> **OBJECTIVE**
Transcribe each entry below exactly. Pictures do not go in the copy.

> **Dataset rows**
= = = = = = =
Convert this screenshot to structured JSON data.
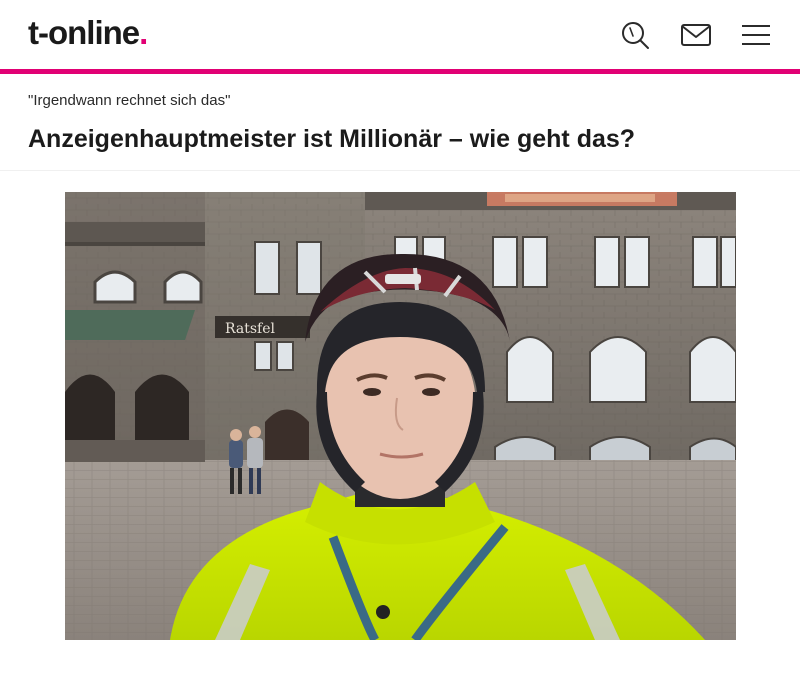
{
  "header": {
    "logo_text": "t-online",
    "logo_dot": ".",
    "search_icon": "search-icon",
    "mail_icon": "mail-icon",
    "menu_icon": "hamburger-menu-icon",
    "accent_color": "#e10074"
  },
  "article": {
    "kicker": "\"Irgendwann rechnet sich das\"",
    "headline": "Anzeigenhauptmeister ist Millionär – wie geht das?"
  },
  "image": {
    "sign_text": "Ratsfel"
  }
}
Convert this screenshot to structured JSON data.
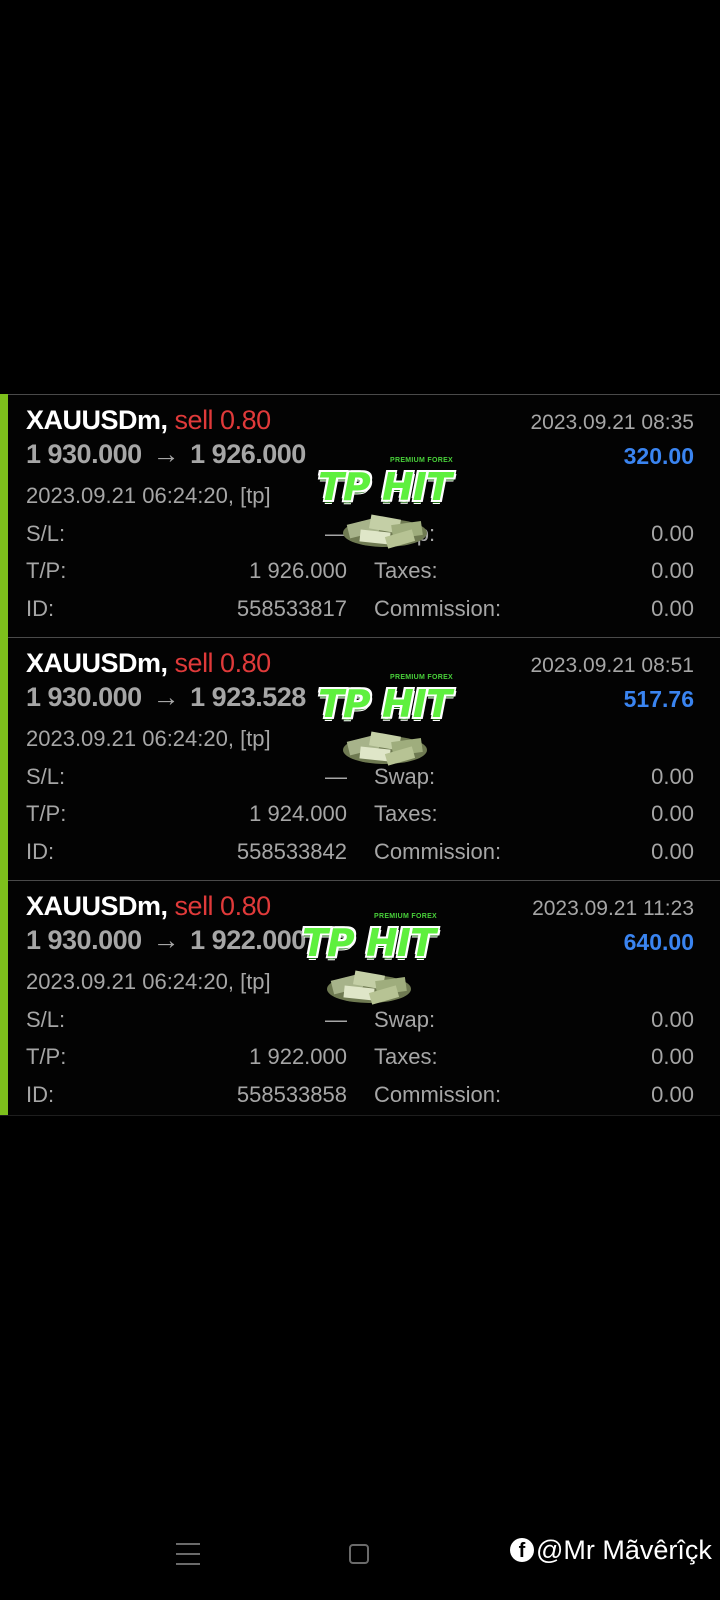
= = = = = = =
> **COMPLETE RESPONSE**
Convert this screenshot to structured JSON data.
{
  "header": {
    "logo_text": "t-online",
    "logo_dot": ".",
    "search_icon": "search-icon",
    "mail_icon": "mail-icon",
    "menu_icon": "hamburger-menu-icon",
    "accent_color": "#e10074"
  },
  "article": {
    "kicker": "\"Irgendwann rechnet sich das\"",
    "headline": "Anzeigenhauptmeister ist Millionär – wie geht das?"
  },
  "image": {
    "sign_text": "Ratsfel"
  }
}
Convert this screenshot to structured JSON data.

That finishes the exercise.